• Instruction:
No images are to be carried over; print all other material exactly as it stands.
# # # # # # #
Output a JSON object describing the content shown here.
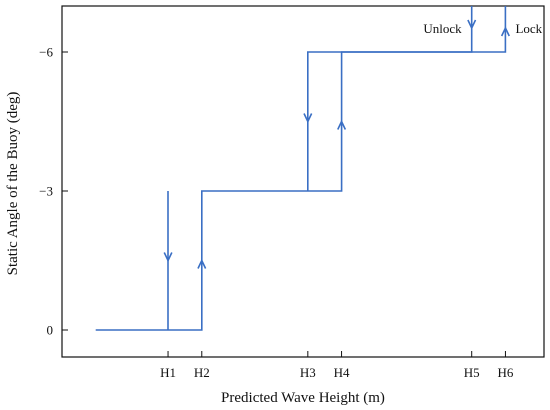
{
  "colors": {
    "line": "#3a6fc4",
    "axis": "#111111",
    "background": "#ffffff"
  },
  "chart_data": {
    "type": "line",
    "title": "",
    "xlabel": "Predicted Wave Height (m)",
    "ylabel": "Static Angle of the Buoy (deg)",
    "y_inverted": true,
    "ylim": [
      1.0,
      -7.0
    ],
    "xlim": [
      0.0,
      10.0
    ],
    "x_ticks": [
      {
        "label": "H1",
        "value": 2.2
      },
      {
        "label": "H2",
        "value": 2.9
      },
      {
        "label": "H3",
        "value": 5.1
      },
      {
        "label": "H4",
        "value": 5.8
      },
      {
        "label": "H5",
        "value": 8.5
      },
      {
        "label": "H6",
        "value": 9.2
      }
    ],
    "y_ticks": [
      {
        "label": "0",
        "value": 0
      },
      {
        "label": "−3",
        "value": -3
      },
      {
        "label": "−6",
        "value": -6
      }
    ],
    "series": [
      {
        "points": [
          {
            "x": 0.7,
            "y": 0
          },
          {
            "x": 2.9,
            "y": 0
          },
          {
            "x": 2.9,
            "y": -3
          },
          {
            "x": 5.8,
            "y": -3
          },
          {
            "x": 5.8,
            "y": -6
          },
          {
            "x": 9.2,
            "y": -6
          },
          {
            "x": 9.2,
            "y": -7
          }
        ]
      },
      {
        "points": [
          {
            "x": 2.2,
            "y": 0
          },
          {
            "x": 2.2,
            "y": -3
          }
        ]
      },
      {
        "points": [
          {
            "x": 5.1,
            "y": -3
          },
          {
            "x": 5.1,
            "y": -6
          },
          {
            "x": 8.5,
            "y": -6
          },
          {
            "x": 8.5,
            "y": -7
          }
        ]
      }
    ],
    "arrows": [
      {
        "x": 2.2,
        "y": -1.5,
        "direction": "down"
      },
      {
        "x": 2.9,
        "y": -1.5,
        "direction": "up"
      },
      {
        "x": 5.1,
        "y": -4.5,
        "direction": "down"
      },
      {
        "x": 5.8,
        "y": -4.5,
        "direction": "up"
      },
      {
        "x": 8.5,
        "y": -6.5,
        "direction": "down"
      },
      {
        "x": 9.2,
        "y": -6.5,
        "direction": "up"
      }
    ],
    "annotations": [
      {
        "text": "Unlock",
        "x": 8.5,
        "y": -6.5,
        "anchor": "left-of"
      },
      {
        "text": "Lock",
        "x": 9.2,
        "y": -6.5,
        "anchor": "right-of"
      }
    ],
    "grid": false,
    "legend": "none"
  }
}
# # # # # # #
• The result:
Output a JSON object describing the content shown here.
{
  "colors": {
    "line": "#3a6fc4",
    "axis": "#111111",
    "background": "#ffffff"
  },
  "chart_data": {
    "type": "line",
    "title": "",
    "xlabel": "Predicted Wave Height (m)",
    "ylabel": "Static Angle of the Buoy (deg)",
    "y_inverted": true,
    "ylim": [
      1.0,
      -7.0
    ],
    "xlim": [
      0.0,
      10.0
    ],
    "x_ticks": [
      {
        "label": "H1",
        "value": 2.2
      },
      {
        "label": "H2",
        "value": 2.9
      },
      {
        "label": "H3",
        "value": 5.1
      },
      {
        "label": "H4",
        "value": 5.8
      },
      {
        "label": "H5",
        "value": 8.5
      },
      {
        "label": "H6",
        "value": 9.2
      }
    ],
    "y_ticks": [
      {
        "label": "0",
        "value": 0
      },
      {
        "label": "−3",
        "value": -3
      },
      {
        "label": "−6",
        "value": -6
      }
    ],
    "series": [
      {
        "points": [
          {
            "x": 0.7,
            "y": 0
          },
          {
            "x": 2.9,
            "y": 0
          },
          {
            "x": 2.9,
            "y": -3
          },
          {
            "x": 5.8,
            "y": -3
          },
          {
            "x": 5.8,
            "y": -6
          },
          {
            "x": 9.2,
            "y": -6
          },
          {
            "x": 9.2,
            "y": -7
          }
        ]
      },
      {
        "points": [
          {
            "x": 2.2,
            "y": 0
          },
          {
            "x": 2.2,
            "y": -3
          }
        ]
      },
      {
        "points": [
          {
            "x": 5.1,
            "y": -3
          },
          {
            "x": 5.1,
            "y": -6
          },
          {
            "x": 8.5,
            "y": -6
          },
          {
            "x": 8.5,
            "y": -7
          }
        ]
      }
    ],
    "arrows": [
      {
        "x": 2.2,
        "y": -1.5,
        "direction": "down"
      },
      {
        "x": 2.9,
        "y": -1.5,
        "direction": "up"
      },
      {
        "x": 5.1,
        "y": -4.5,
        "direction": "down"
      },
      {
        "x": 5.8,
        "y": -4.5,
        "direction": "up"
      },
      {
        "x": 8.5,
        "y": -6.5,
        "direction": "down"
      },
      {
        "x": 9.2,
        "y": -6.5,
        "direction": "up"
      }
    ],
    "annotations": [
      {
        "text": "Unlock",
        "x": 8.5,
        "y": -6.5,
        "anchor": "left-of"
      },
      {
        "text": "Lock",
        "x": 9.2,
        "y": -6.5,
        "anchor": "right-of"
      }
    ],
    "grid": false,
    "legend": "none"
  }
}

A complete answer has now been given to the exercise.